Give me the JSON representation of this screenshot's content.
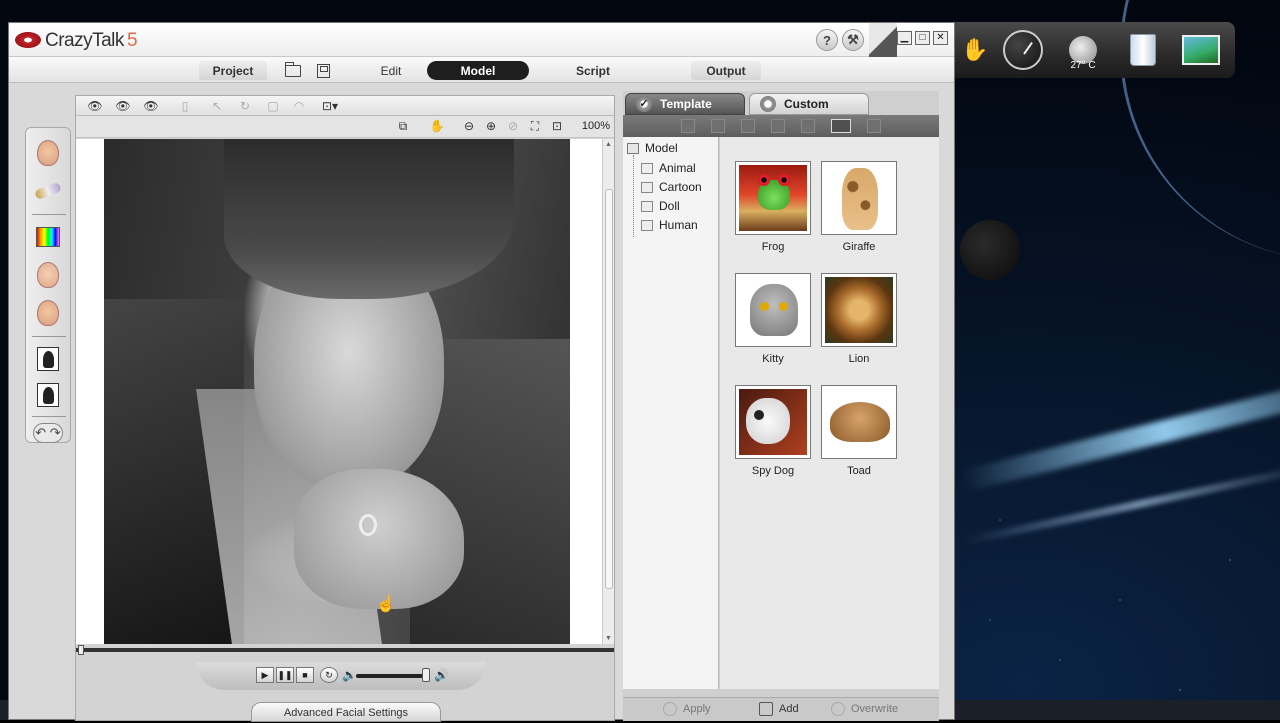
{
  "window": {
    "app_name": "CrazyTalk",
    "app_version": "5"
  },
  "title_buttons": {
    "help": "?",
    "tools": "⚒"
  },
  "window_controls": {
    "minimize": "▁",
    "maximize": "□",
    "close": "✕"
  },
  "menu": {
    "project": "Project",
    "edit": "Edit",
    "model": "Model",
    "script": "Script",
    "output": "Output"
  },
  "viewport": {
    "zoom": "100%",
    "advanced_button": "Advanced Facial Settings"
  },
  "library": {
    "tabs": [
      {
        "label": "Template",
        "active": true
      },
      {
        "label": "Custom",
        "active": false
      }
    ],
    "tree_root": "Model",
    "tree_items": [
      "Animal",
      "Cartoon",
      "Doll",
      "Human"
    ],
    "thumbnails": [
      "Frog",
      "Giraffe",
      "Kitty",
      "Lion",
      "Spy Dog",
      "Toad"
    ],
    "bottom_buttons": {
      "apply": "Apply",
      "add": "Add",
      "overwrite": "Overwrite"
    }
  },
  "desktop": {
    "weather_temp": "27° C"
  },
  "colors": {
    "accent_red": "#c0262c",
    "version_orange": "#e06a4a",
    "active_menu": "#1e1e1e"
  }
}
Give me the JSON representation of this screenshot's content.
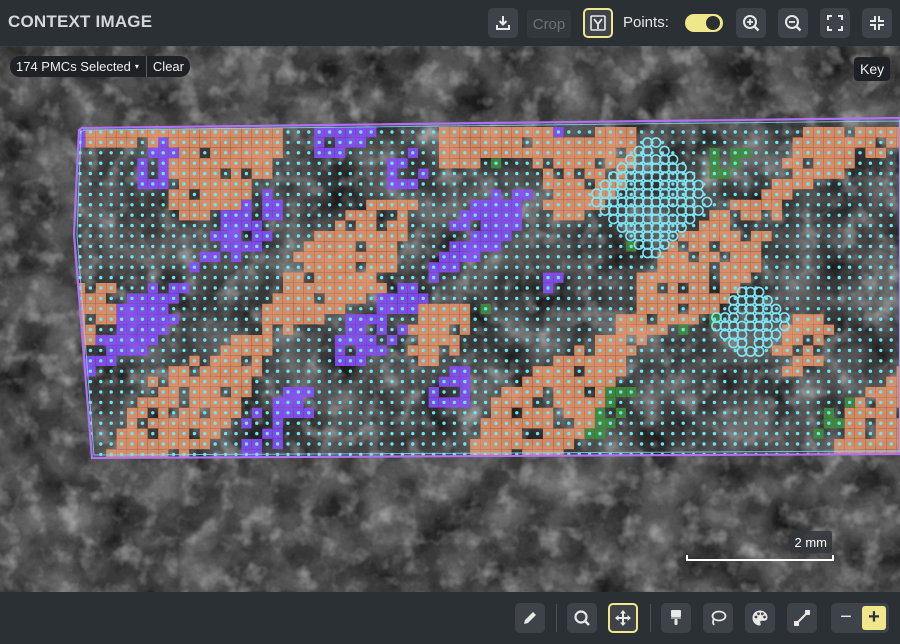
{
  "header": {
    "title": "CONTEXT IMAGE",
    "crop_label": "Crop",
    "points_label": "Points:",
    "points_toggle_on": true,
    "icons": {
      "export": "download-icon",
      "select_mode": "selection-mode-icon",
      "zoom_in": "zoom-in-icon",
      "zoom_out": "zoom-out-icon",
      "fit": "fit-to-view-icon",
      "collapse": "collapse-icon"
    }
  },
  "viewport": {
    "selection": {
      "count_label": "174 PMCs Selected",
      "caret": "▾",
      "clear_label": "Clear"
    },
    "key_label": "Key",
    "scale_bar_label": "2 mm"
  },
  "layers": {
    "colors": {
      "outline": "#b070f0",
      "outline_inner": "#7fd8ff",
      "point": "#6fe3ee",
      "orange": "#e8956a",
      "purple": "#8a4fff",
      "green": "#3f8f3f",
      "selection_ring": "#7fe5f5"
    }
  },
  "footer": {
    "tools": [
      {
        "name": "draw-tool",
        "icon": "pencil-icon",
        "active": false
      },
      {
        "name": "zoom-tool",
        "icon": "magnifier-icon",
        "active": false
      },
      {
        "name": "pan-tool",
        "icon": "move-arrows-icon",
        "active": true
      },
      {
        "name": "brush-tool",
        "icon": "paint-brush-icon",
        "active": false
      },
      {
        "name": "lasso-tool",
        "icon": "lasso-icon",
        "active": false
      },
      {
        "name": "color-tool",
        "icon": "palette-icon",
        "active": false
      },
      {
        "name": "line-tool",
        "icon": "line-ruler-icon",
        "active": false
      }
    ],
    "brush_minus": "−",
    "brush_plus": "+"
  },
  "accent_color": "#f0e68c"
}
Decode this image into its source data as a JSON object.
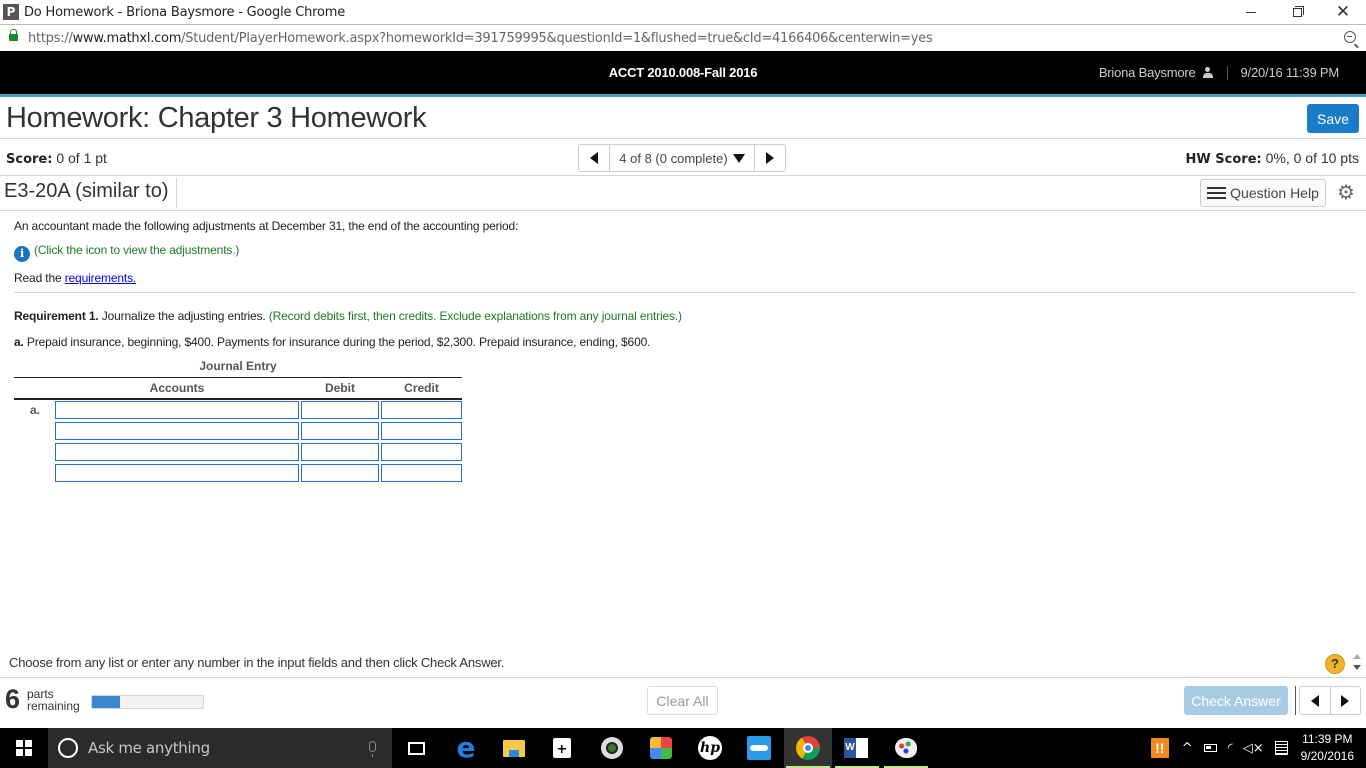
{
  "window": {
    "app_icon_letter": "P",
    "title": "Do Homework - Briona Baysmore - Google Chrome"
  },
  "address_bar": {
    "scheme": "https://",
    "host": "www.mathxl.com",
    "path": "/Student/PlayerHomework.aspx?homeworkId=391759995&questionId=1&flushed=true&cId=4166406&centerwin=yes"
  },
  "course_bar": {
    "course_title": "ACCT 2010.008-Fall 2016",
    "user_name": "Briona Baysmore",
    "datetime": "9/20/16 11:39 PM"
  },
  "homework": {
    "title": "Homework: Chapter 3 Homework",
    "save_label": "Save",
    "score_label": "Score:",
    "score_value": "0 of 1 pt",
    "pager_text": "4 of 8 (0 complete)",
    "hw_score_label": "HW Score:",
    "hw_score_value": "0%, 0 of 10 pts",
    "question_id": "E3-20A (similar to)",
    "question_help_label": "Question Help"
  },
  "question": {
    "intro": "An accountant made the following adjustments at December 31, the end of the accounting period:",
    "info_link_text": "(Click the icon to view the adjustments.)",
    "read_prefix": "Read the ",
    "requirements_link": "requirements.",
    "req1_label": "Requirement 1.",
    "req1_text": " Journalize the adjusting entries. ",
    "req1_note": "(Record debits first, then credits. Exclude explanations from any journal entries.)",
    "part_a_label": "a.",
    "part_a_text": " Prepaid insurance, beginning, $400. Payments for insurance during the period, $2,300. Prepaid insurance, ending, $600."
  },
  "journal": {
    "title": "Journal Entry",
    "headers": [
      "Accounts",
      "Debit",
      "Credit"
    ],
    "entry_label": "a.",
    "rows": [
      {
        "account": "",
        "debit": "",
        "credit": ""
      },
      {
        "account": "",
        "debit": "",
        "credit": ""
      },
      {
        "account": "",
        "debit": "",
        "credit": ""
      },
      {
        "account": "",
        "debit": "",
        "credit": ""
      }
    ]
  },
  "footer": {
    "instruction": "Choose from any list or enter any number in the input fields and then click Check Answer.",
    "help_symbol": "?",
    "parts_remaining_count": "6",
    "parts_label_line1": "parts",
    "parts_label_line2": "remaining",
    "progress_fraction": 0.25,
    "clear_all_label": "Clear All",
    "check_answer_label": "Check Answer"
  },
  "taskbar": {
    "search_placeholder": "Ask me anything",
    "tray_time": "11:39 PM",
    "tray_date": "9/20/2016",
    "warning_symbol": "!!",
    "hp_label": "hp"
  },
  "colors": {
    "accent_line": "#3ea0c2",
    "save_button": "#1a7bc8",
    "input_border": "#2a6ec9",
    "green_note": "#1f7a25",
    "progress_fill": "#3b87cf",
    "check_answer_disabled": "#a8cbe5"
  }
}
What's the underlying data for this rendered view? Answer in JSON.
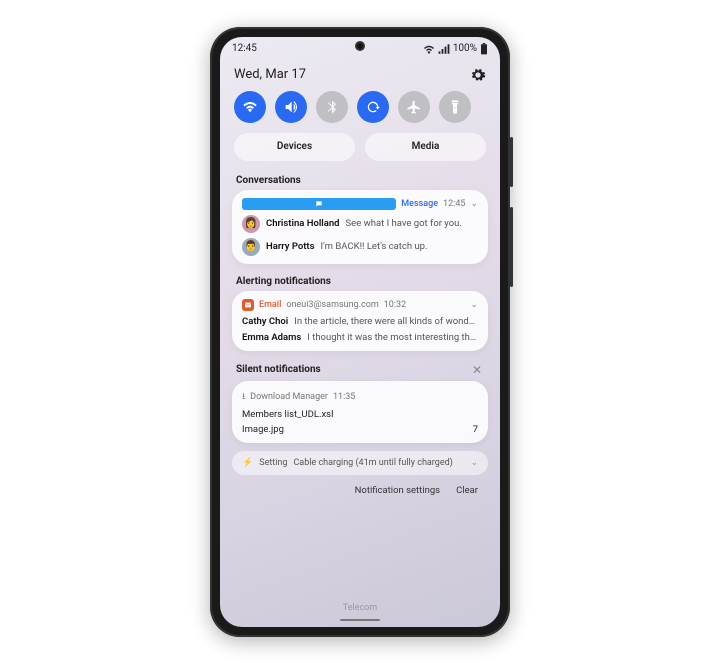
{
  "status": {
    "time": "12:45",
    "battery": "100%"
  },
  "header": {
    "date": "Wed, Mar 17"
  },
  "qs": {
    "icons": [
      "wifi",
      "volume",
      "bluetooth",
      "rotate",
      "airplane",
      "flashlight"
    ],
    "devices_label": "Devices",
    "media_label": "Media"
  },
  "sections": {
    "conversations": "Conversations",
    "alerting": "Alerting notifications",
    "silent": "Silent notifications"
  },
  "convo_card": {
    "app": "Message",
    "time": "12:45",
    "rows": [
      {
        "name": "Christina Holland",
        "msg": "See what I have got for you."
      },
      {
        "name": "Harry Potts",
        "msg": "I'm BACK!! Let's catch up."
      }
    ]
  },
  "email_card": {
    "app": "Email",
    "account": "oneui3@samsung.com",
    "time": "10:32",
    "rows": [
      {
        "name": "Cathy Choi",
        "msg": "In the article, there were all kinds of wond…"
      },
      {
        "name": "Emma Adams",
        "msg": "I thought it was the most interesting th…"
      }
    ]
  },
  "download_card": {
    "app": "Download Manager",
    "time": "11:35",
    "lines": [
      {
        "file": "Members list_UDL.xsl",
        "count": ""
      },
      {
        "file": "Image.jpg",
        "count": "7"
      }
    ]
  },
  "setting_row": {
    "app": "Setting",
    "text": "Cable charging (41m until fully charged)"
  },
  "footer": {
    "settings": "Notification settings",
    "clear": "Clear"
  },
  "carrier": "Telecom"
}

= = = = = = =

TASK: Copy every entry word for word, but omit the pictures.

RESULT:
Give me the JSON representation of this screenshot's content.
{
  "window": {
    "app_name": "CrazyTalk",
    "app_version": "5"
  },
  "title_buttons": {
    "help": "?",
    "tools": "⚒"
  },
  "window_controls": {
    "minimize": "▁",
    "maximize": "□",
    "close": "✕"
  },
  "menu": {
    "project": "Project",
    "edit": "Edit",
    "model": "Model",
    "script": "Script",
    "output": "Output"
  },
  "viewport": {
    "zoom": "100%",
    "advanced_button": "Advanced Facial Settings"
  },
  "library": {
    "tabs": [
      {
        "label": "Template",
        "active": true
      },
      {
        "label": "Custom",
        "active": false
      }
    ],
    "tree_root": "Model",
    "tree_items": [
      "Animal",
      "Cartoon",
      "Doll",
      "Human"
    ],
    "thumbnails": [
      "Frog",
      "Giraffe",
      "Kitty",
      "Lion",
      "Spy Dog",
      "Toad"
    ],
    "bottom_buttons": {
      "apply": "Apply",
      "add": "Add",
      "overwrite": "Overwrite"
    }
  },
  "desktop": {
    "weather_temp": "27° C"
  },
  "colors": {
    "accent_red": "#c0262c",
    "version_orange": "#e06a4a",
    "active_menu": "#1e1e1e"
  }
}
Give me the JSON representation of this screenshot's content.
{
  "header": {
    "title": "CONTEXT IMAGE",
    "crop_label": "Crop",
    "points_label": "Points:",
    "points_toggle_on": true,
    "icons": {
      "export": "download-icon",
      "select_mode": "selection-mode-icon",
      "zoom_in": "zoom-in-icon",
      "zoom_out": "zoom-out-icon",
      "fit": "fit-to-view-icon",
      "collapse": "collapse-icon"
    }
  },
  "viewport": {
    "selection": {
      "count_label": "174 PMCs Selected",
      "caret": "▾",
      "clear_label": "Clear"
    },
    "key_label": "Key",
    "scale_bar_label": "2 mm"
  },
  "layers": {
    "colors": {
      "outline": "#b070f0",
      "outline_inner": "#7fd8ff",
      "point": "#6fe3ee",
      "orange": "#e8956a",
      "purple": "#8a4fff",
      "green": "#3f8f3f",
      "selection_ring": "#7fe5f5"
    }
  },
  "footer": {
    "tools": [
      {
        "name": "draw-tool",
        "icon": "pencil-icon",
        "active": false
      },
      {
        "name": "zoom-tool",
        "icon": "magnifier-icon",
        "active": false
      },
      {
        "name": "pan-tool",
        "icon": "move-arrows-icon",
        "active": true
      },
      {
        "name": "brush-tool",
        "icon": "paint-brush-icon",
        "active": false
      },
      {
        "name": "lasso-tool",
        "icon": "lasso-icon",
        "active": false
      },
      {
        "name": "color-tool",
        "icon": "palette-icon",
        "active": false
      },
      {
        "name": "line-tool",
        "icon": "line-ruler-icon",
        "active": false
      }
    ],
    "brush_minus": "−",
    "brush_plus": "+"
  },
  "accent_color": "#f0e68c"
}
Decode this image into its source data as a JSON object.
{
  "window": {
    "app_icon_letter": "P",
    "title": "Do Homework - Briona Baysmore - Google Chrome"
  },
  "address_bar": {
    "scheme": "https://",
    "host": "www.mathxl.com",
    "path": "/Student/PlayerHomework.aspx?homeworkId=391759995&questionId=1&flushed=true&cId=4166406&centerwin=yes"
  },
  "course_bar": {
    "course_title": "ACCT 2010.008-Fall 2016",
    "user_name": "Briona Baysmore",
    "datetime": "9/20/16 11:39 PM"
  },
  "homework": {
    "title": "Homework: Chapter 3 Homework",
    "save_label": "Save",
    "score_label": "Score:",
    "score_value": "0 of 1 pt",
    "pager_text": "4 of 8 (0 complete)",
    "hw_score_label": "HW Score:",
    "hw_score_value": "0%, 0 of 10 pts",
    "question_id": "E3-20A (similar to)",
    "question_help_label": "Question Help"
  },
  "question": {
    "intro": "An accountant made the following adjustments at December 31, the end of the accounting period:",
    "info_link_text": "(Click the icon to view the adjustments.)",
    "read_prefix": "Read the ",
    "requirements_link": "requirements.",
    "req1_label": "Requirement 1.",
    "req1_text": " Journalize the adjusting entries. ",
    "req1_note": "(Record debits first, then credits. Exclude explanations from any journal entries.)",
    "part_a_label": "a.",
    "part_a_text": " Prepaid insurance, beginning, $400. Payments for insurance during the period, $2,300. Prepaid insurance, ending, $600."
  },
  "journal": {
    "title": "Journal Entry",
    "headers": [
      "Accounts",
      "Debit",
      "Credit"
    ],
    "entry_label": "a.",
    "rows": [
      {
        "account": "",
        "debit": "",
        "credit": ""
      },
      {
        "account": "",
        "debit": "",
        "credit": ""
      },
      {
        "account": "",
        "debit": "",
        "credit": ""
      },
      {
        "account": "",
        "debit": "",
        "credit": ""
      }
    ]
  },
  "footer": {
    "instruction": "Choose from any list or enter any number in the input fields and then click Check Answer.",
    "help_symbol": "?",
    "parts_remaining_count": "6",
    "parts_label_line1": "parts",
    "parts_label_line2": "remaining",
    "progress_fraction": 0.25,
    "clear_all_label": "Clear All",
    "check_answer_label": "Check Answer"
  },
  "taskbar": {
    "search_placeholder": "Ask me anything",
    "tray_time": "11:39 PM",
    "tray_date": "9/20/2016",
    "warning_symbol": "!!",
    "hp_label": "hp"
  },
  "colors": {
    "accent_line": "#3ea0c2",
    "save_button": "#1a7bc8",
    "input_border": "#2a6ec9",
    "green_note": "#1f7a25",
    "progress_fill": "#3b87cf",
    "check_answer_disabled": "#a8cbe5"
  }
}
What's the underlying data for this rendered view? Answer in JSON.
{
  "status": {
    "time": "12:45",
    "battery": "100%"
  },
  "header": {
    "date": "Wed, Mar 17"
  },
  "qs": {
    "icons": [
      "wifi",
      "volume",
      "bluetooth",
      "rotate",
      "airplane",
      "flashlight"
    ],
    "devices_label": "Devices",
    "media_label": "Media"
  },
  "sections": {
    "conversations": "Conversations",
    "alerting": "Alerting notifications",
    "silent": "Silent notifications"
  },
  "convo_card": {
    "app": "Message",
    "time": "12:45",
    "rows": [
      {
        "name": "Christina Holland",
        "msg": "See what I have got for you."
      },
      {
        "name": "Harry Potts",
        "msg": "I'm BACK!! Let's catch up."
      }
    ]
  },
  "email_card": {
    "app": "Email",
    "account": "oneui3@samsung.com",
    "time": "10:32",
    "rows": [
      {
        "name": "Cathy Choi",
        "msg": "In the article, there were all kinds of wond…"
      },
      {
        "name": "Emma Adams",
        "msg": "I thought it was the most interesting th…"
      }
    ]
  },
  "download_card": {
    "app": "Download Manager",
    "time": "11:35",
    "lines": [
      {
        "file": "Members list_UDL.xsl",
        "count": ""
      },
      {
        "file": "Image.jpg",
        "count": "7"
      }
    ]
  },
  "setting_row": {
    "app": "Setting",
    "text": "Cable charging (41m until fully charged)"
  },
  "footer": {
    "settings": "Notification settings",
    "clear": "Clear"
  },
  "carrier": "Telecom"
}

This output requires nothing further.